Short exercise:
Each entry below should be written out exactly as it is, with no pictures.
— start Records provided —
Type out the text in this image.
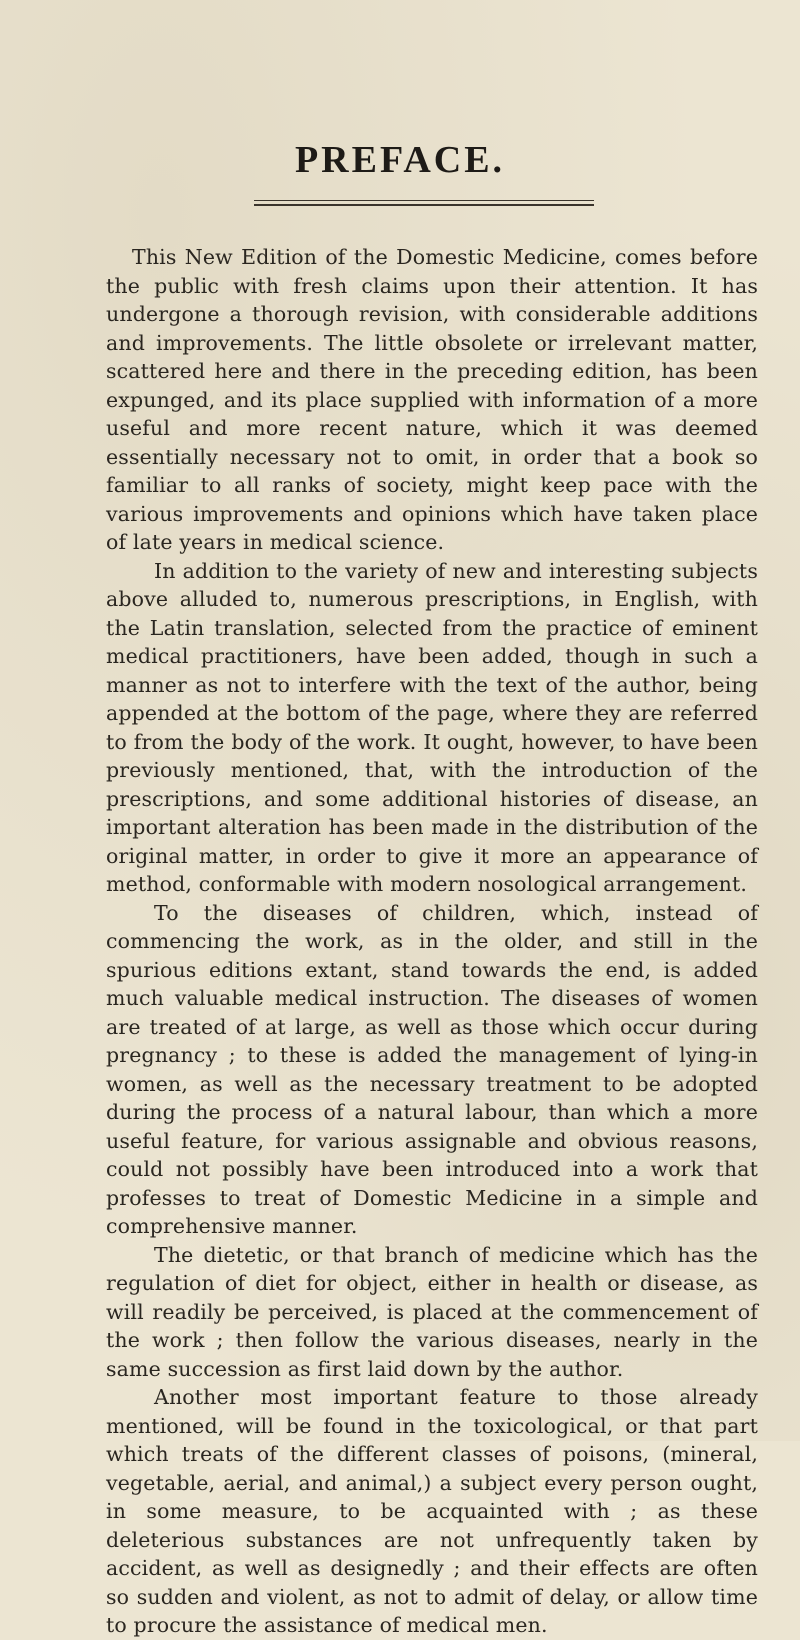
PREFACE.

This New Edition of the Domestic Medicine, comes before the public with fresh claims upon their attention. It has undergone a thorough revision, with considerable additions and improvements. The little obsolete or irrelevant matter, scattered here and there in the preceding edition, has been expunged, and its place supplied with information of a more useful and more recent nature, which it was deemed essentially necessary not to omit, in order that a book so familiar to all ranks of society, might keep pace with the various improvements and opinions which have taken place of late years in medical science.

In addition to the variety of new and interesting subjects above alluded to, numerous prescriptions, in English, with the Latin translation, selected from the practice of eminent medical practitioners, have been added, though in such a manner as not to interfere with the text of the author, being appended at the bottom of the page, where they are referred to from the body of the work. It ought, however, to have been previously mentioned, that, with the introduction of the prescriptions, and some additional histories of disease, an important alteration has been made in the distribution of the original matter, in order to give it more an appearance of method, conformable with modern nosological arrangement.

To the diseases of children, which, instead of commencing the work, as in the older, and still in the spurious editions extant, stand towards the end, is added much valuable medical instruction. The diseases of women are treated of at large, as well as those which occur during pregnancy ; to these is added the management of lying-in women, as well as the necessary treatment to be adopted during the process of a natural labour, than which a more useful feature, for various assignable and obvious reasons, could not possibly have been introduced into a work that professes to treat of Domestic Medicine in a simple and comprehensive manner.

The dietetic, or that branch of medicine which has the regulation of diet for object, either in health or disease, as will readily be perceived, is placed at the commencement of the work ; then follow the various diseases, nearly in the same succession as first laid down by the author.

Another most important feature to those already mentioned, will be found in the toxicological, or that part which treats of the different classes of poisons, (mineral, vegetable, aerial, and animal,) a subject every person ought, in some measure, to be acquainted with ; as these deleterious substances are not unfrequently taken by accident, as well as designedly ; and their effects are often so sudden and violent, as not to admit of delay, or allow time to procure the assistance of medical men.
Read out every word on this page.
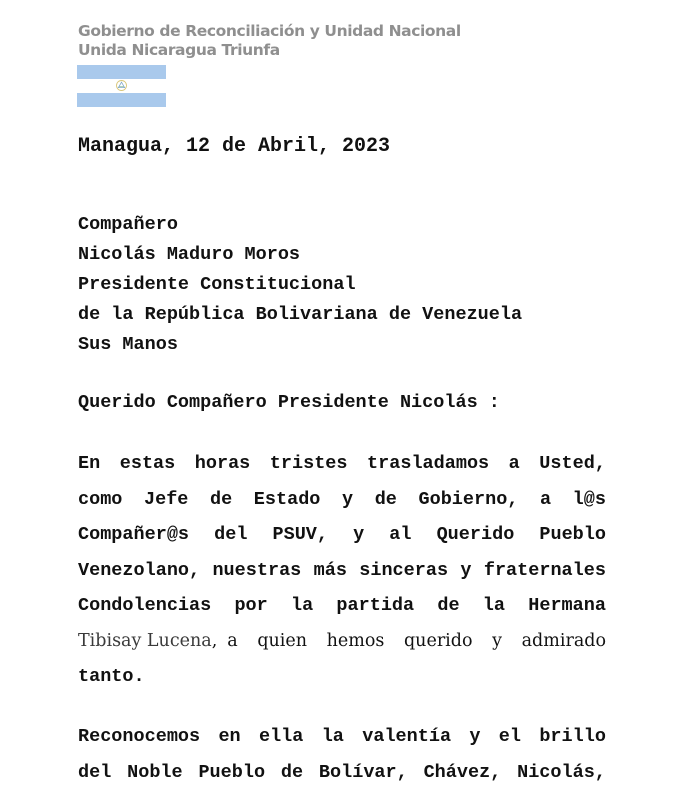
Gobierno de Reconciliación y Unidad Nacional
Unida Nicaragua Triunfa

Managua, 12 de Abril, 2023

Compañero
Nicolás Maduro Moros
Presidente Constitucional
de la República Bolivariana de Venezuela
Sus Manos

Querido Compañero Presidente Nicolás :

En estas horas tristes trasladamos a Usted,
como Jefe de Estado y de Gobierno, a l@s
Compañer@s del PSUV, y al Querido Pueblo
Venezolano, nuestras más sinceras y fraternales
Condolencias por la partida de la Hermana
Tibisay Lucena , a quien hemos querido y admirado
tanto.
Reconocemos en ella la valentía y el brillo
del Noble Pueblo de Bolívar, Chávez, Nicolás,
— end Records provided —
Finished answer:
Type out the text in this image.
PREFACE.

This New Edition of the Domestic Medicine, comes before the public with fresh claims upon their attention. It has undergone a thorough revision, with considerable additions and improvements. The little obsolete or irrelevant matter, scattered here and there in the preceding edition, has been expunged, and its place supplied with information of a more useful and more recent nature, which it was deemed essentially necessary not to omit, in order that a book so familiar to all ranks of society, might keep pace with the various improvements and opinions which have taken place of late years in medical science.

In addition to the variety of new and interesting subjects above alluded to, numerous prescriptions, in English, with the Latin translation, selected from the practice of eminent medical practitioners, have been added, though in such a manner as not to interfere with the text of the author, being appended at the bottom of the page, where they are referred to from the body of the work. It ought, however, to have been previously mentioned, that, with the introduction of the prescriptions, and some additional histories of disease, an important alteration has been made in the distribution of the original matter, in order to give it more an appearance of method, conformable with modern nosological arrangement.

To the diseases of children, which, instead of commencing the work, as in the older, and still in the spurious editions extant, stand towards the end, is added much valuable medical instruction. The diseases of women are treated of at large, as well as those which occur during pregnancy ; to these is added the management of lying-in women, as well as the necessary treatment to be adopted during the process of a natural labour, than which a more useful feature, for various assignable and obvious reasons, could not possibly have been introduced into a work that professes to treat of Domestic Medicine in a simple and comprehensive manner.

The dietetic, or that branch of medicine which has the regulation of diet for object, either in health or disease, as will readily be perceived, is placed at the commencement of the work ; then follow the various diseases, nearly in the same succession as first laid down by the author.

Another most important feature to those already mentioned, will be found in the toxicological, or that part which treats of the different classes of poisons, (mineral, vegetable, aerial, and animal,) a subject every person ought, in some measure, to be acquainted with ; as these deleterious substances are not unfrequently taken by accident, as well as designedly ; and their effects are often so sudden and violent, as not to admit of delay, or allow time to procure the assistance of medical men.
Read out every word on this page.
Gobierno de Reconciliación y Unidad Nacional
Unida Nicaragua Triunfa

Managua, 12 de Abril, 2023

Compañero
Nicolás Maduro Moros
Presidente Constitucional
de la República Bolivariana de Venezuela
Sus Manos

Querido Compañero Presidente Nicolás :

En estas horas tristes trasladamos a Usted,
como Jefe de Estado y de Gobierno, a l@s
Compañer@s del PSUV, y al Querido Pueblo
Venezolano, nuestras más sinceras y fraternales
Condolencias por la partida de la Hermana
Tibisay Lucena , a quien hemos querido y admirado
tanto.
Reconocemos en ella la valentía y el brillo
del Noble Pueblo de Bolívar, Chávez, Nicolás,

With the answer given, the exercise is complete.